** PROBLEM TO SOLVE **
Write out all of the entries exactly, please.

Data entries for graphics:
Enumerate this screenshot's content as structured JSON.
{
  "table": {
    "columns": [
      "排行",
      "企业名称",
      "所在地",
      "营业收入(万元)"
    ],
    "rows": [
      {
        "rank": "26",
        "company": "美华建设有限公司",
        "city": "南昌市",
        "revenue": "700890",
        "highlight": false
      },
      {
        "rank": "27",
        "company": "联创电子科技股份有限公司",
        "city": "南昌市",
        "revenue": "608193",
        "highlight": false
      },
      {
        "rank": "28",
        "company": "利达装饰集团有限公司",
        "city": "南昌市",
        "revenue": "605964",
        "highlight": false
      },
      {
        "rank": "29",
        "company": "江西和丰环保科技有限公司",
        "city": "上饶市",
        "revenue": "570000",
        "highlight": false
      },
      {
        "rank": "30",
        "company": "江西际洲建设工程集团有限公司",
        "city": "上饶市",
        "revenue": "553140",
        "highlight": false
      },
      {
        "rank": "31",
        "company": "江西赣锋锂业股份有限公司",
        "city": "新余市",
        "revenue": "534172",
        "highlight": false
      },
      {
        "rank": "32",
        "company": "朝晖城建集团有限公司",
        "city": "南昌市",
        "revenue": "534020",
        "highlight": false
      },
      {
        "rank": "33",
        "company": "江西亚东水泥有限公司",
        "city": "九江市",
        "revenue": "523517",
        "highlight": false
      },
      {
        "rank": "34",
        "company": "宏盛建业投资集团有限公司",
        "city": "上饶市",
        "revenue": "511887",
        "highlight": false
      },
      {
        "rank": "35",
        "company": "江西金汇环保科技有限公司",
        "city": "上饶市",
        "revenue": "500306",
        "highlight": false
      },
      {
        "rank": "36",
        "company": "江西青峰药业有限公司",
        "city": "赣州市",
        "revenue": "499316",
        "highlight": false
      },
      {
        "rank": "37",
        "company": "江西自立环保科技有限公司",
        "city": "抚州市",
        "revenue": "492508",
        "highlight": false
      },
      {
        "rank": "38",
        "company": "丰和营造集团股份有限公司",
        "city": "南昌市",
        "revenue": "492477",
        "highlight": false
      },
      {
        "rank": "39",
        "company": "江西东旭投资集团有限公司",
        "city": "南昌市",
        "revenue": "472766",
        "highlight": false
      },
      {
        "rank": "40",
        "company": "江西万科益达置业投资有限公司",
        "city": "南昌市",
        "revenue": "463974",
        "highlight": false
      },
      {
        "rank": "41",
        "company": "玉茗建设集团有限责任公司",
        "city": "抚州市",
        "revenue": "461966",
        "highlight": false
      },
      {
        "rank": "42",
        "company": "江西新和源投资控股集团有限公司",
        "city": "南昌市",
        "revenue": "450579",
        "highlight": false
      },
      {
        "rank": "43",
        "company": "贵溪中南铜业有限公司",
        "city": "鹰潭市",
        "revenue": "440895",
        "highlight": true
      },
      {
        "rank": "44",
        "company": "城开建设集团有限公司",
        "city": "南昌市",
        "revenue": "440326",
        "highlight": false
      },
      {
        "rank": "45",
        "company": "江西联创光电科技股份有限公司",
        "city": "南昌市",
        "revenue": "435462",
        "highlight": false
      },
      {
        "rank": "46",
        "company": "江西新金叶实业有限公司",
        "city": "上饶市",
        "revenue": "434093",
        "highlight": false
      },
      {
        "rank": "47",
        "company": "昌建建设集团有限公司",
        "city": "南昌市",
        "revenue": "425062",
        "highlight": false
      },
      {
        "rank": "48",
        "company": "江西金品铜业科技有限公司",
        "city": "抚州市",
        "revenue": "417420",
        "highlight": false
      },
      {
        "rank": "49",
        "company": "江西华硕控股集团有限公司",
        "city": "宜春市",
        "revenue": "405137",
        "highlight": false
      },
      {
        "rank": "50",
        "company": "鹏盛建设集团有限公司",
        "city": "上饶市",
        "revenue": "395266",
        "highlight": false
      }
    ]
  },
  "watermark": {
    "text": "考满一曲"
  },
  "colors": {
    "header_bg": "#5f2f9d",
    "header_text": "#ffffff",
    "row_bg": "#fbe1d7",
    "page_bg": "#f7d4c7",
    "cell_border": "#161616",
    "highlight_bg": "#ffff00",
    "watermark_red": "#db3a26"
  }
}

** ANSWER TO THE PROBLEM **
Enumerate this screenshot's content as structured JSON.
{
  "table": {
    "columns": [
      "排行",
      "企业名称",
      "所在地",
      "营业收入(万元)"
    ],
    "rows": [
      {
        "rank": "26",
        "company": "美华建设有限公司",
        "city": "南昌市",
        "revenue": "700890",
        "highlight": false
      },
      {
        "rank": "27",
        "company": "联创电子科技股份有限公司",
        "city": "南昌市",
        "revenue": "608193",
        "highlight": false
      },
      {
        "rank": "28",
        "company": "利达装饰集团有限公司",
        "city": "南昌市",
        "revenue": "605964",
        "highlight": false
      },
      {
        "rank": "29",
        "company": "江西和丰环保科技有限公司",
        "city": "上饶市",
        "revenue": "570000",
        "highlight": false
      },
      {
        "rank": "30",
        "company": "江西际洲建设工程集团有限公司",
        "city": "上饶市",
        "revenue": "553140",
        "highlight": false
      },
      {
        "rank": "31",
        "company": "江西赣锋锂业股份有限公司",
        "city": "新余市",
        "revenue": "534172",
        "highlight": false
      },
      {
        "rank": "32",
        "company": "朝晖城建集团有限公司",
        "city": "南昌市",
        "revenue": "534020",
        "highlight": false
      },
      {
        "rank": "33",
        "company": "江西亚东水泥有限公司",
        "city": "九江市",
        "revenue": "523517",
        "highlight": false
      },
      {
        "rank": "34",
        "company": "宏盛建业投资集团有限公司",
        "city": "上饶市",
        "revenue": "511887",
        "highlight": false
      },
      {
        "rank": "35",
        "company": "江西金汇环保科技有限公司",
        "city": "上饶市",
        "revenue": "500306",
        "highlight": false
      },
      {
        "rank": "36",
        "company": "江西青峰药业有限公司",
        "city": "赣州市",
        "revenue": "499316",
        "highlight": false
      },
      {
        "rank": "37",
        "company": "江西自立环保科技有限公司",
        "city": "抚州市",
        "revenue": "492508",
        "highlight": false
      },
      {
        "rank": "38",
        "company": "丰和营造集团股份有限公司",
        "city": "南昌市",
        "revenue": "492477",
        "highlight": false
      },
      {
        "rank": "39",
        "company": "江西东旭投资集团有限公司",
        "city": "南昌市",
        "revenue": "472766",
        "highlight": false
      },
      {
        "rank": "40",
        "company": "江西万科益达置业投资有限公司",
        "city": "南昌市",
        "revenue": "463974",
        "highlight": false
      },
      {
        "rank": "41",
        "company": "玉茗建设集团有限责任公司",
        "city": "抚州市",
        "revenue": "461966",
        "highlight": false
      },
      {
        "rank": "42",
        "company": "江西新和源投资控股集团有限公司",
        "city": "南昌市",
        "revenue": "450579",
        "highlight": false
      },
      {
        "rank": "43",
        "company": "贵溪中南铜业有限公司",
        "city": "鹰潭市",
        "revenue": "440895",
        "highlight": true
      },
      {
        "rank": "44",
        "company": "城开建设集团有限公司",
        "city": "南昌市",
        "revenue": "440326",
        "highlight": false
      },
      {
        "rank": "45",
        "company": "江西联创光电科技股份有限公司",
        "city": "南昌市",
        "revenue": "435462",
        "highlight": false
      },
      {
        "rank": "46",
        "company": "江西新金叶实业有限公司",
        "city": "上饶市",
        "revenue": "434093",
        "highlight": false
      },
      {
        "rank": "47",
        "company": "昌建建设集团有限公司",
        "city": "南昌市",
        "revenue": "425062",
        "highlight": false
      },
      {
        "rank": "48",
        "company": "江西金品铜业科技有限公司",
        "city": "抚州市",
        "revenue": "417420",
        "highlight": false
      },
      {
        "rank": "49",
        "company": "江西华硕控股集团有限公司",
        "city": "宜春市",
        "revenue": "405137",
        "highlight": false
      },
      {
        "rank": "50",
        "company": "鹏盛建设集团有限公司",
        "city": "上饶市",
        "revenue": "395266",
        "highlight": false
      }
    ]
  },
  "watermark": {
    "text": "考满一曲"
  },
  "colors": {
    "header_bg": "#5f2f9d",
    "header_text": "#ffffff",
    "row_bg": "#fbe1d7",
    "page_bg": "#f7d4c7",
    "cell_border": "#161616",
    "highlight_bg": "#ffff00",
    "watermark_red": "#db3a26"
  }
}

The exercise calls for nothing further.